──────── STORED DATA

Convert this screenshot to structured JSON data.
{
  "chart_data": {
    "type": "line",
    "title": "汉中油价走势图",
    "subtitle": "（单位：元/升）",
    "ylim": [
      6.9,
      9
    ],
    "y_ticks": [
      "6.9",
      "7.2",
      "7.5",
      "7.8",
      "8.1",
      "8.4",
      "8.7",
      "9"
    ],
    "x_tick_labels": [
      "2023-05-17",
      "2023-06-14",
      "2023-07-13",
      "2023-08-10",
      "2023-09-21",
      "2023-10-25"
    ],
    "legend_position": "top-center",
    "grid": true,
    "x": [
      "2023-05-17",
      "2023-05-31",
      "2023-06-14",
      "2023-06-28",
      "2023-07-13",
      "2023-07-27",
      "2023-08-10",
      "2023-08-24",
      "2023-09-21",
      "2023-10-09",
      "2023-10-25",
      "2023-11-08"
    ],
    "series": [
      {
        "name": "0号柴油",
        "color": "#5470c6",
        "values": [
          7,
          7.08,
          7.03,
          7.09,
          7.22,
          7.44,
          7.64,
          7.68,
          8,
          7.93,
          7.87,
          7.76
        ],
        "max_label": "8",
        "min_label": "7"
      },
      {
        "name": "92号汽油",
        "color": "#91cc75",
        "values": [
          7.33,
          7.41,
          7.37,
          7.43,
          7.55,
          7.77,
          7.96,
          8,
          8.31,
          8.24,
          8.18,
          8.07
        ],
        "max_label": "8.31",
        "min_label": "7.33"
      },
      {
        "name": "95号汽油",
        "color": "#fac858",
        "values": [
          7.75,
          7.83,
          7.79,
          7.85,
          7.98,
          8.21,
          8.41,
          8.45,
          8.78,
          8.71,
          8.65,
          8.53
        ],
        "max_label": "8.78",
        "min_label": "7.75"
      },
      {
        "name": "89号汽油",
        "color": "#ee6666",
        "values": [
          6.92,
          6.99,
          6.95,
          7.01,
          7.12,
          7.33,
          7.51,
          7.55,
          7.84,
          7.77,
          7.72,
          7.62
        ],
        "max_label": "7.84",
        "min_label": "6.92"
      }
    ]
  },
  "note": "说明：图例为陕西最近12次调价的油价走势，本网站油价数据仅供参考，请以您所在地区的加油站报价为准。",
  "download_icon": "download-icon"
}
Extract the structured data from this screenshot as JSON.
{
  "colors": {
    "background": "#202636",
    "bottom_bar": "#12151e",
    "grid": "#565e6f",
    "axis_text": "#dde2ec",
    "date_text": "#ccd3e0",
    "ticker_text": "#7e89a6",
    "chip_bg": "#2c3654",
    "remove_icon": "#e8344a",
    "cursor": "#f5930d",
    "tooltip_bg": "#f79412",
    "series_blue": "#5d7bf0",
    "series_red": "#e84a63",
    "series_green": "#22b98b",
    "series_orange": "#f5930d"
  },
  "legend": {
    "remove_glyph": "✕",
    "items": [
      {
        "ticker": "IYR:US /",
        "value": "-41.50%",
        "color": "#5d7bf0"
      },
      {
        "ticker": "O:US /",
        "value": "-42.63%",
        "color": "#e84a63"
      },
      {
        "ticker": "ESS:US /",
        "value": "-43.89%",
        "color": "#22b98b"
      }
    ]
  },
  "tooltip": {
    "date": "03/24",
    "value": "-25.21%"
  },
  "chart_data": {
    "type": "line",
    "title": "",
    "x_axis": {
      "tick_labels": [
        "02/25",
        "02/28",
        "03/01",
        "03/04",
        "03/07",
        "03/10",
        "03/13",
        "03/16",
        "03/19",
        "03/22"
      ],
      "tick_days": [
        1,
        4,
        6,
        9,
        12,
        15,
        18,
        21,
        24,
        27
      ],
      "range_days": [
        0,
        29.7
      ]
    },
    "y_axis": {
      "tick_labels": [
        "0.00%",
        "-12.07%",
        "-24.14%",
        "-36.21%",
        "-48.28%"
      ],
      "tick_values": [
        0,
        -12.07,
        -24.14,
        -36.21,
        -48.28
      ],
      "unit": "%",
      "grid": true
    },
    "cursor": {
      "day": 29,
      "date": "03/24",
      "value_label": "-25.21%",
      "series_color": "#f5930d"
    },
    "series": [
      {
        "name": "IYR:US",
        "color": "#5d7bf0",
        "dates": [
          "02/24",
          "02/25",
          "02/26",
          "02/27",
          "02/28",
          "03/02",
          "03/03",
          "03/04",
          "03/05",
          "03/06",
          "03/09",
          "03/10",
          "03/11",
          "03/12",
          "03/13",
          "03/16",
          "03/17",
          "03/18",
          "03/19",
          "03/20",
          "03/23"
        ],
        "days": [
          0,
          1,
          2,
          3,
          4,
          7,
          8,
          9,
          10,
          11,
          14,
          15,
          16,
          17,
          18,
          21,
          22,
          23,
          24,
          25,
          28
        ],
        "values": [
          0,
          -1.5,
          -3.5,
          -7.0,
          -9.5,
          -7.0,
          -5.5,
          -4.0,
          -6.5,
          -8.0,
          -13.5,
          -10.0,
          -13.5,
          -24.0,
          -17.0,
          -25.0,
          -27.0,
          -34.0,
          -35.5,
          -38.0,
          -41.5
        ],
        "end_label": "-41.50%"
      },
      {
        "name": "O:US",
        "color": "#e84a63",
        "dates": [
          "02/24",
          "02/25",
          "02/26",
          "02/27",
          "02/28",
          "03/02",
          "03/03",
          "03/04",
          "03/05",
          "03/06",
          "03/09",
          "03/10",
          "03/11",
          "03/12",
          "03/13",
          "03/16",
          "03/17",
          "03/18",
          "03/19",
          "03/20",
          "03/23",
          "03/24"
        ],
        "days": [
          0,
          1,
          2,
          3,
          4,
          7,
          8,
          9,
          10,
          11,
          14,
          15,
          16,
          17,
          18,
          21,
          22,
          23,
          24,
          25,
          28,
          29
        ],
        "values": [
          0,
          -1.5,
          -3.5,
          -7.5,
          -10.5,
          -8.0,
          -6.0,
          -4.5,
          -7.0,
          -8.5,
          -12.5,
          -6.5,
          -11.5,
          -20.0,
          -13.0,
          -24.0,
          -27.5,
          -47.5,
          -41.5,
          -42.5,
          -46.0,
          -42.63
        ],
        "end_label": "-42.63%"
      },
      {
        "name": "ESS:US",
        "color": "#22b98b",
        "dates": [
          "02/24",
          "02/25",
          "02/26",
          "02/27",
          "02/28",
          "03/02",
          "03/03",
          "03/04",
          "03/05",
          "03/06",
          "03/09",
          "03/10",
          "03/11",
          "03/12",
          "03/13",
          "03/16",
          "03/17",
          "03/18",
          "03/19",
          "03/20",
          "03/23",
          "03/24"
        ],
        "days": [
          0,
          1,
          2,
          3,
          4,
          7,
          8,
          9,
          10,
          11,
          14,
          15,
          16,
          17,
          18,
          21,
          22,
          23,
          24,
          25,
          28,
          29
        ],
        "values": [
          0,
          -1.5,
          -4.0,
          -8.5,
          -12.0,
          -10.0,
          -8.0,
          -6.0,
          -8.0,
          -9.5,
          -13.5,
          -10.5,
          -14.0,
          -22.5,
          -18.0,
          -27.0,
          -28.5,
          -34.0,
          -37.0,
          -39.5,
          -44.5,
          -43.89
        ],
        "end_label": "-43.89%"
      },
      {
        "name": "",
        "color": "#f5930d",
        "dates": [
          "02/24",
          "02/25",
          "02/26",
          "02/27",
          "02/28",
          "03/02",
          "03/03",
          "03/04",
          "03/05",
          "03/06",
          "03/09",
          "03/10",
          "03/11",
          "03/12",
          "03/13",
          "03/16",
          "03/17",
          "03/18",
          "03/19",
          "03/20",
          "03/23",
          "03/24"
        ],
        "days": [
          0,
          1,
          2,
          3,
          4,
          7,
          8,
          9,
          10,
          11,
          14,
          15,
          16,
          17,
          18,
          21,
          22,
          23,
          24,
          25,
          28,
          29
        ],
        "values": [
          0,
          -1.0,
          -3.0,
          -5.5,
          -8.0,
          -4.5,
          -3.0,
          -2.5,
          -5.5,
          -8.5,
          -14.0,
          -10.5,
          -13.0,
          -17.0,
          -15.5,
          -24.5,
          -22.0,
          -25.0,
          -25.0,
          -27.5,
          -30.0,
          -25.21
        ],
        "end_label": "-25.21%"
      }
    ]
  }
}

────────────────

WRITTEN INSTRUCTION: Collect the lines of the data that carry the word "this".

ANSWER IN FULL:
Convert this screenshot to structured JSON data.
Extract the structured data from this screenshot as JSON.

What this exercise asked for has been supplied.